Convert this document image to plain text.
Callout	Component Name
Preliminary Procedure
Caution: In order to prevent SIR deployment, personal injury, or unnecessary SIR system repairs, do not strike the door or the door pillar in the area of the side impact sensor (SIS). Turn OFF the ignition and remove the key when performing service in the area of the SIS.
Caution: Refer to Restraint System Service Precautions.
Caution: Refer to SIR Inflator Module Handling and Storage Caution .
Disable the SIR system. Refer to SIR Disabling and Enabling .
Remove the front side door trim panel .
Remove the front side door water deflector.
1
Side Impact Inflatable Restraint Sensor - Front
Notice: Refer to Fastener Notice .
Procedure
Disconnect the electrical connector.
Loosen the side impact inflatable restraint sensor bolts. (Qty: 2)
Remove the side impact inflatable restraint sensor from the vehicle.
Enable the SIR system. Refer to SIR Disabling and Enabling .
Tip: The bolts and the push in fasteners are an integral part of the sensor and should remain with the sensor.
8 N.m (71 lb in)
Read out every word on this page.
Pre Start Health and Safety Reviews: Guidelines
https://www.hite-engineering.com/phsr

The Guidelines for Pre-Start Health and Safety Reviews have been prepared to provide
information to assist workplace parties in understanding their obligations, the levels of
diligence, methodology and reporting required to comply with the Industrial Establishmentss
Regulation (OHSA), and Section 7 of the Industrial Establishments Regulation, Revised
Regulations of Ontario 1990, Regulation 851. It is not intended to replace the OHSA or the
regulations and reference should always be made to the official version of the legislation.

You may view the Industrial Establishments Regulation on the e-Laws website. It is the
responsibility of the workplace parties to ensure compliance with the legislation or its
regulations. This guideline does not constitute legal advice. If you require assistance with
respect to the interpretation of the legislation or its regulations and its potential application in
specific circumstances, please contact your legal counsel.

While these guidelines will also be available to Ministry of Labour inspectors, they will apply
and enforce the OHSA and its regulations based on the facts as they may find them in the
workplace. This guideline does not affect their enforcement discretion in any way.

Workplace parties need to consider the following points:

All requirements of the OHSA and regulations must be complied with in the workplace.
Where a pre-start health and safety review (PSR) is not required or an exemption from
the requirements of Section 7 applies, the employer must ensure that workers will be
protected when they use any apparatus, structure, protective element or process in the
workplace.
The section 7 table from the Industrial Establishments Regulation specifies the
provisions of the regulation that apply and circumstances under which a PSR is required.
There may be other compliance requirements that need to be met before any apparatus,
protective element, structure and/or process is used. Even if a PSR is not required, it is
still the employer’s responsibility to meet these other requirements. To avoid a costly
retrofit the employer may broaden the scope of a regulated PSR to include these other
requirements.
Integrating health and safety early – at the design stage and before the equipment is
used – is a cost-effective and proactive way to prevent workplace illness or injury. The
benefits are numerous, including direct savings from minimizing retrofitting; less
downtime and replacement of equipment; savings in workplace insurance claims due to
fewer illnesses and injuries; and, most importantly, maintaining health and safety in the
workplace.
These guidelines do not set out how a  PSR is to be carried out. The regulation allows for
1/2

Exercise brief
Write out the whole listing again. Match it word for word.

Response
Convert this document image to plain text.
Callout	Component Name
Preliminary Procedure
Caution: In order to prevent SIR deployment, personal injury, or unnecessary SIR system repairs, do not strike the door or the door pillar in the area of the side impact sensor (SIS). Turn OFF the ignition and remove the key when performing service in the area of the SIS.
Caution: Refer to Restraint System Service Precautions.
Caution: Refer to SIR Inflator Module Handling and Storage Caution .
Disable the SIR system. Refer to SIR Disabling and Enabling .
Remove the front side door trim panel .
Remove the front side door water deflector.
1
Side Impact Inflatable Restraint Sensor - Front
Notice: Refer to Fastener Notice .
Procedure
Disconnect the electrical connector.
Loosen the side impact inflatable restraint sensor bolts. (Qty: 2)
Remove the side impact inflatable restraint sensor from the vehicle.
Enable the SIR system. Refer to SIR Disabling and Enabling .
Tip: The bolts and the push in fasteners are an integral part of the sensor and should remain with the sensor.
8 N.m (71 lb in)
Read out every word on this page.
Pre Start Health and Safety Reviews: Guidelines
https://www.hite-engineering.com/phsr

The Guidelines for Pre-Start Health and Safety Reviews have been prepared to provide
information to assist workplace parties in understanding their obligations, the levels of
diligence, methodology and reporting required to comply with the Industrial Establishmentss
Regulation (OHSA), and Section 7 of the Industrial Establishments Regulation, Revised
Regulations of Ontario 1990, Regulation 851. It is not intended to replace the OHSA or the
regulations and reference should always be made to the official version of the legislation.

You may view the Industrial Establishments Regulation on the e-Laws website. It is the
responsibility of the workplace parties to ensure compliance with the legislation or its
regulations. This guideline does not constitute legal advice. If you require assistance with
respect to the interpretation of the legislation or its regulations and its potential application in
specific circumstances, please contact your legal counsel.

While these guidelines will also be available to Ministry of Labour inspectors, they will apply
and enforce the OHSA and its regulations based on the facts as they may find them in the
workplace. This guideline does not affect their enforcement discretion in any way.

Workplace parties need to consider the following points:

All requirements of the OHSA and regulations must be complied with in the workplace.
Where a pre-start health and safety review (PSR) is not required or an exemption from
the requirements of Section 7 applies, the employer must ensure that workers will be
protected when they use any apparatus, structure, protective element or process in the
workplace.
The section 7 table from the Industrial Establishments Regulation specifies the
provisions of the regulation that apply and circumstances under which a PSR is required.
There may be other compliance requirements that need to be met before any apparatus,
protective element, structure and/or process is used. Even if a PSR is not required, it is
still the employer’s responsibility to meet these other requirements. To avoid a costly
retrofit the employer may broaden the scope of a regulated PSR to include these other
requirements.
Integrating health and safety early – at the design stage and before the equipment is
used – is a cost-effective and proactive way to prevent workplace illness or injury. The
benefits are numerous, including direct savings from minimizing retrofitting; less
downtime and replacement of equipment; savings in workplace insurance claims due to
fewer illnesses and injuries; and, most importantly, maintaining health and safety in the
workplace.
These guidelines do not set out how a  PSR is to be carried out. The regulation allows for
1/2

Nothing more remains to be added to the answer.